* Excerpted records:
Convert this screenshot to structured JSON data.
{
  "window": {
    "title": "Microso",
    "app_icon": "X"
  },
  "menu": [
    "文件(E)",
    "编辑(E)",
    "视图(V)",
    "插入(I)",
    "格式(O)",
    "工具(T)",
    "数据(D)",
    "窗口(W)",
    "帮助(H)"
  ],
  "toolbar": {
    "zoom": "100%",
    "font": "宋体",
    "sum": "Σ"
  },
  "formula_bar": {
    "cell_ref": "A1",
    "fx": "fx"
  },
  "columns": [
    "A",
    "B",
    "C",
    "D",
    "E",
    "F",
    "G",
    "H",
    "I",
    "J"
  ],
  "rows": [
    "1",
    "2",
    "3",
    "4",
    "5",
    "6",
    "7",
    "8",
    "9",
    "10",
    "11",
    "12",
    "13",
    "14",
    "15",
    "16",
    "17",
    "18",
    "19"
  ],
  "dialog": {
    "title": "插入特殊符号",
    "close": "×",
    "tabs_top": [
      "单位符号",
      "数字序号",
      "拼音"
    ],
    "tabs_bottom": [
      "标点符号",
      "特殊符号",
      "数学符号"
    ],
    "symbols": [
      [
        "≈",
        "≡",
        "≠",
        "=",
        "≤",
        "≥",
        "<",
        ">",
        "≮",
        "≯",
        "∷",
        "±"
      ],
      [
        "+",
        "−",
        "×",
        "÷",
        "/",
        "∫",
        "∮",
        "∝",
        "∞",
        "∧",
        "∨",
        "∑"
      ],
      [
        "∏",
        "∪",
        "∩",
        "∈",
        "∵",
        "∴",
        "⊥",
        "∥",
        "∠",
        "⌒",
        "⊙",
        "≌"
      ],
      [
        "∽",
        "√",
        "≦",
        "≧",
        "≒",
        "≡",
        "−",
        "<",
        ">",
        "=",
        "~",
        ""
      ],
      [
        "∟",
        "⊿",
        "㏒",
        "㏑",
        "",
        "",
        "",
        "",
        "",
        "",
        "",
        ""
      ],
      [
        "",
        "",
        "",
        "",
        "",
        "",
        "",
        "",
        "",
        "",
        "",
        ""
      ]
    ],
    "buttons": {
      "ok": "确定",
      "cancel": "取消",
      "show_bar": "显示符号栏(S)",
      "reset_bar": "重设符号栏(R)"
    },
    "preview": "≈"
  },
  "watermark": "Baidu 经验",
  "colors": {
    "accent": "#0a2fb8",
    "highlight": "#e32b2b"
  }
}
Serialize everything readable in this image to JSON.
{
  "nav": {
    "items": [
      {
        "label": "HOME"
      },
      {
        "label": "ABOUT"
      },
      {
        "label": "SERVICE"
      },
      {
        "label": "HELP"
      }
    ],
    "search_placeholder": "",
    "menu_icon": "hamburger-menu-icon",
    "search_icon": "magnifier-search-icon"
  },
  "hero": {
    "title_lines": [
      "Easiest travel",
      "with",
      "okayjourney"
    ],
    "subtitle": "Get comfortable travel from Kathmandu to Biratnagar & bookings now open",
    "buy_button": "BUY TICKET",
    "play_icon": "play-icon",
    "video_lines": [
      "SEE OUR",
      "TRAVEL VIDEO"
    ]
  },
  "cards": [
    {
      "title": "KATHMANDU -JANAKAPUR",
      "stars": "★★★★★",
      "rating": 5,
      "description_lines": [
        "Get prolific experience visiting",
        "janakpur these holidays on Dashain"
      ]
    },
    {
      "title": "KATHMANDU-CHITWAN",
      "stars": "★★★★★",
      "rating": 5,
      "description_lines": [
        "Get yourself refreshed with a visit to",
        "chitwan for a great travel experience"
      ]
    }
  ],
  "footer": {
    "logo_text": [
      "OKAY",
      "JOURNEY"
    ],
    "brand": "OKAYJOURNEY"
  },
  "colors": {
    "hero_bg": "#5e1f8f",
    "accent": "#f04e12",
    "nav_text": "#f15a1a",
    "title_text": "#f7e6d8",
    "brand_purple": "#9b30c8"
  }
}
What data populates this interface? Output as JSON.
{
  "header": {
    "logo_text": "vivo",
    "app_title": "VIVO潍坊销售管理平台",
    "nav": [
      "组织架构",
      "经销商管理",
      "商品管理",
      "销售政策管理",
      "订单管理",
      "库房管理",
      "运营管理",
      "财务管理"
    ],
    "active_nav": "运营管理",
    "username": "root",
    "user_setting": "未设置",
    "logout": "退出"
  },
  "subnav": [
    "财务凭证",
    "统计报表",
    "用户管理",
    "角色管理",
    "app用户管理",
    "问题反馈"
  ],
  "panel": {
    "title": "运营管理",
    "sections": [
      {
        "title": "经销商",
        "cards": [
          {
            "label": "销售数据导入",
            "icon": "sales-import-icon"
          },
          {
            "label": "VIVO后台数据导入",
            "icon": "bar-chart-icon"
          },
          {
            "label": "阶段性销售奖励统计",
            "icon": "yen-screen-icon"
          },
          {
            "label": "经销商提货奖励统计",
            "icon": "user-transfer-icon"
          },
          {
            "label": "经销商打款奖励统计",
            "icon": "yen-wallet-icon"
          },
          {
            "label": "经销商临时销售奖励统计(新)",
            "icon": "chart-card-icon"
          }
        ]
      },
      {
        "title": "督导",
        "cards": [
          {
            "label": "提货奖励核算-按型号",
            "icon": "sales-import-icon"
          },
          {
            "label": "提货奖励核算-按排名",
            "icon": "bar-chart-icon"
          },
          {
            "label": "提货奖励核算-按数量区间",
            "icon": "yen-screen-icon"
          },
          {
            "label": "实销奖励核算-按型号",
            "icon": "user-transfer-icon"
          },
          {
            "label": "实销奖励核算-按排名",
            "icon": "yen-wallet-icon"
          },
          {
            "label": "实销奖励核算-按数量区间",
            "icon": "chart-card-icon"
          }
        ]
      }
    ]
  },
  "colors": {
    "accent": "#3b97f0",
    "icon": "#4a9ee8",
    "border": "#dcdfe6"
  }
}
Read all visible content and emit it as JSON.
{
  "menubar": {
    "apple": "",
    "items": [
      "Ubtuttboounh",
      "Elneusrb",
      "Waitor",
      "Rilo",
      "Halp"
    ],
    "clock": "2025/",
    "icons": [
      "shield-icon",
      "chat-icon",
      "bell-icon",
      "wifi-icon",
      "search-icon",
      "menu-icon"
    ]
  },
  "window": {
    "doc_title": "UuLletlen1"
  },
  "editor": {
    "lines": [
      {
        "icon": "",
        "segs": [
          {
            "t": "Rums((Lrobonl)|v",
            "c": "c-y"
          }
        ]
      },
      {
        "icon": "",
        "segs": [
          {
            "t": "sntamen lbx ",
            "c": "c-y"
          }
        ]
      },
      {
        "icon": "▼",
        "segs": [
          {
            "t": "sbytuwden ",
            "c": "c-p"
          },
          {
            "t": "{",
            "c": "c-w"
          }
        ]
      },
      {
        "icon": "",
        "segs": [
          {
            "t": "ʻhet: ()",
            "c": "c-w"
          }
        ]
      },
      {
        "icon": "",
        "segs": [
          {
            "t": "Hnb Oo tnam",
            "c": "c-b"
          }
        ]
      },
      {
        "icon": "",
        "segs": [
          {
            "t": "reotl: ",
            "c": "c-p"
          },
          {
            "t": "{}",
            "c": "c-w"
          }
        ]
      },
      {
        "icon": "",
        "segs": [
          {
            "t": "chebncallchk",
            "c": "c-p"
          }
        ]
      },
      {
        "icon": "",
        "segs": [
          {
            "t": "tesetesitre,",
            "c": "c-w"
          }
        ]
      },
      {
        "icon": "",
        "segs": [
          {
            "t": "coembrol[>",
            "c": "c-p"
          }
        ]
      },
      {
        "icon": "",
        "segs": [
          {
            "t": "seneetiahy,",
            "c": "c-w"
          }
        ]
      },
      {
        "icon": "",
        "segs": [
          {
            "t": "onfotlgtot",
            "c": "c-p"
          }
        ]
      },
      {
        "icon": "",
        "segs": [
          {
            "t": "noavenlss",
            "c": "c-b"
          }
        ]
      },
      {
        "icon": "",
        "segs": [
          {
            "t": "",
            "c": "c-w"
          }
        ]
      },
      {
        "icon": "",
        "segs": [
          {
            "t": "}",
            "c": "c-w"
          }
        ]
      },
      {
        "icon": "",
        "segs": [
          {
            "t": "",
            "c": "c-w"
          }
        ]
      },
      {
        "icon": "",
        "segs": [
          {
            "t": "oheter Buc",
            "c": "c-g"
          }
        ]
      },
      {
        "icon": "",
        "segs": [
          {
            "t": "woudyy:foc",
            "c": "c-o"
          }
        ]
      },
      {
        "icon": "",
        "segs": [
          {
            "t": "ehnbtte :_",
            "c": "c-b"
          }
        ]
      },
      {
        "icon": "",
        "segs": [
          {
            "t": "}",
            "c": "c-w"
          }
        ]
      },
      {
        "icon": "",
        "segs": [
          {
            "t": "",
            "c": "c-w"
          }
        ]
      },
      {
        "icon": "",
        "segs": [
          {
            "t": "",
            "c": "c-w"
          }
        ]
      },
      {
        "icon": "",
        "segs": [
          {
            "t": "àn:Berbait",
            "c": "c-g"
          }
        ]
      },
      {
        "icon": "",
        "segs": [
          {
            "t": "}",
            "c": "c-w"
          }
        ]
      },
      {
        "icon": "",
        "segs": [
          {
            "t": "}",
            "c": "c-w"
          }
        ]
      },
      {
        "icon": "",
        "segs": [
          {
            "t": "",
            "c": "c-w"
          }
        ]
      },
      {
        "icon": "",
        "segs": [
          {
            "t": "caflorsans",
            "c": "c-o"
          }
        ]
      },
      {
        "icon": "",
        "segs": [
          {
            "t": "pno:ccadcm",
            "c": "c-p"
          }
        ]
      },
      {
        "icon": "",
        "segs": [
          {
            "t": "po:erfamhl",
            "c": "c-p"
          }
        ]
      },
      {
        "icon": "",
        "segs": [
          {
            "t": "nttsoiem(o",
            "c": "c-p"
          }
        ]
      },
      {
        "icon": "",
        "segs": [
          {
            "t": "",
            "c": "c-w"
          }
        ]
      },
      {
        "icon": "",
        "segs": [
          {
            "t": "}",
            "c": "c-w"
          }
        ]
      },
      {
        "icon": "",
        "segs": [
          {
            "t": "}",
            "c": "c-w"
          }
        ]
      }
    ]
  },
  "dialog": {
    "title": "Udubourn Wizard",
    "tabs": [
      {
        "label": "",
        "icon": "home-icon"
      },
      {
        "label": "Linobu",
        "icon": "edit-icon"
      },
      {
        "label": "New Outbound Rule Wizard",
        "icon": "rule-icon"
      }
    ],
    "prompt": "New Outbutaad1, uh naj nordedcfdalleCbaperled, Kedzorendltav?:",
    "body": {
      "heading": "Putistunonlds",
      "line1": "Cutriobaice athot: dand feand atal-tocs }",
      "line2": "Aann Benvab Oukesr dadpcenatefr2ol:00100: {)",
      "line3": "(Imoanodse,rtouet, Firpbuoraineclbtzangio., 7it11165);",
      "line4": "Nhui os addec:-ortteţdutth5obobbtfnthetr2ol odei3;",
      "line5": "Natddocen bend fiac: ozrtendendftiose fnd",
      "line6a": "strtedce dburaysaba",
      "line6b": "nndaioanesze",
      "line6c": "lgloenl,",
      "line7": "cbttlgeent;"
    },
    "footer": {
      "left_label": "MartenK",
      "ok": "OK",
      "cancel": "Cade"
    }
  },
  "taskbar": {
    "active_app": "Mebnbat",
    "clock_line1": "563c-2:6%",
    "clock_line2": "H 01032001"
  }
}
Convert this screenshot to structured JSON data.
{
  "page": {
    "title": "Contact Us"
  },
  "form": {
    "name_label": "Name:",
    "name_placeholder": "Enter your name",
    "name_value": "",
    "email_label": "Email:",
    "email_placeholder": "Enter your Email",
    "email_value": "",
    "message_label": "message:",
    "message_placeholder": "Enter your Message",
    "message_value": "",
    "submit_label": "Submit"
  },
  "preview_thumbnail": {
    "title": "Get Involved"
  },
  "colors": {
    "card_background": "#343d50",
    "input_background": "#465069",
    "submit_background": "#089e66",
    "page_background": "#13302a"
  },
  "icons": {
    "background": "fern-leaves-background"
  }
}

* Stated task: Scan the material line by line and report each one that contains "Enter".

* Problem solution:
    "name_placeholder": "Enter your name",
    "email_placeholder": "Enter your Email",
    "message_placeholder": "Enter your Message",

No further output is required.